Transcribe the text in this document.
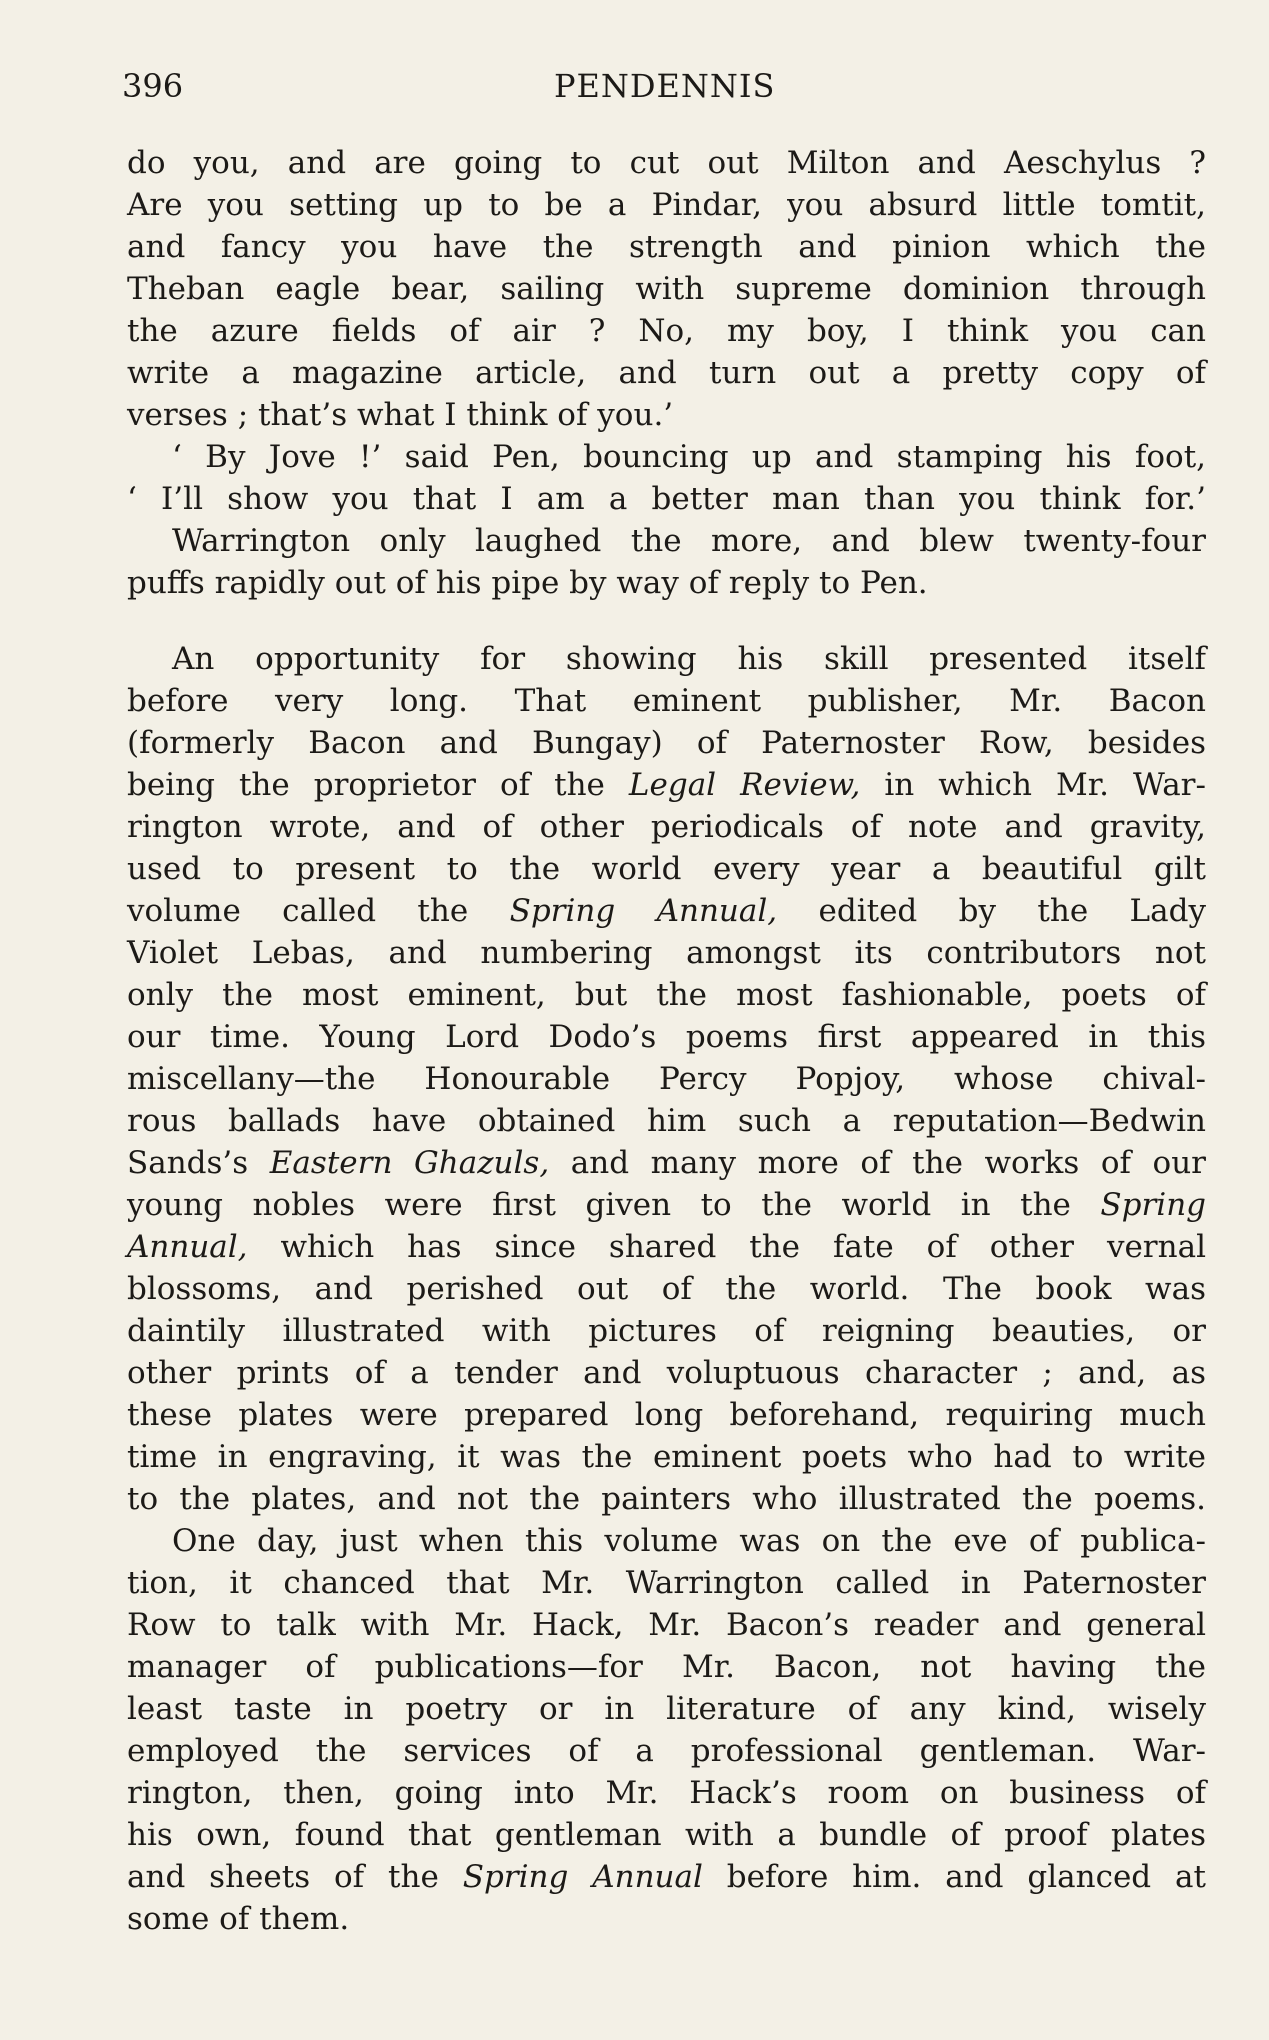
396	PENDENNIS
do you, and are going to cut out Milton and Aeschylus ?
Are you setting up to be a Pindar, you absurd little tomtit,
and fancy you have the strength and pinion which the
Theban eagle bear, sailing with supreme dominion through
the azure fields of air ? No, my boy, I think you can
write a magazine article, and turn out a pretty copy of
verses ; that’s what I think of you.’
‘ By Jove !’ said Pen, bouncing up and stamping his foot,
‘ I’ll show you that I am a better man than you think for.’
Warrington only laughed the more, and blew twenty-four
puffs rapidly out of his pipe by way of reply to Pen.
An opportunity for showing his skill presented itself
before very long. That eminent publisher, Mr. Bacon
(formerly Bacon and Bungay) of Paternoster Row, besides
being the proprietor of the Legal Review, in which Mr. War-
rington wrote, and of other periodicals of note and gravity,
used to present to the world every year a beautiful gilt
volume called the Spring Annual, edited by the Lady
Violet Lebas, and numbering amongst its contributors not
only the most eminent, but the most fashionable, poets of
our time. Young Lord Dodo’s poems first appeared in this
miscellany—the Honourable Percy Popjoy, whose chival-
rous ballads have obtained him such a reputation—Bedwin
Sands’s Eastern Ghazuls, and many more of the works of our
young nobles were first given to the world in the Spring
Annual, which has since shared the fate of other vernal
blossoms, and perished out of the world. The book was
daintily illustrated with pictures of reigning beauties, or
other prints of a tender and voluptuous character ; and, as
these plates were prepared long beforehand, requiring much
time in engraving, it was the eminent poets who had to write
to the plates, and not the painters who illustrated the poems.
One day, just when this volume was on the eve of publica-
tion, it chanced that Mr. Warrington called in Paternoster
Row to talk with Mr. Hack, Mr. Bacon’s reader and general
manager of publications—for Mr. Bacon, not having the
least taste in poetry or in literature of any kind, wisely
employed the services of a professional gentleman. War-
rington, then, going into Mr. Hack’s room on business of
his own, found that gentleman with a bundle of proof plates
and sheets of the Spring Annual before him. and glanced at
some of them.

• WRITTEN EXERCISE:
In the entries above, find each line with the word "Spring" and copy it.

• RESPONSE TO THIS TASK:
volume called the Spring Annual, edited by the Lady
young nobles were first given to the world in the Spring
and sheets of the Spring Annual before him. and glanced at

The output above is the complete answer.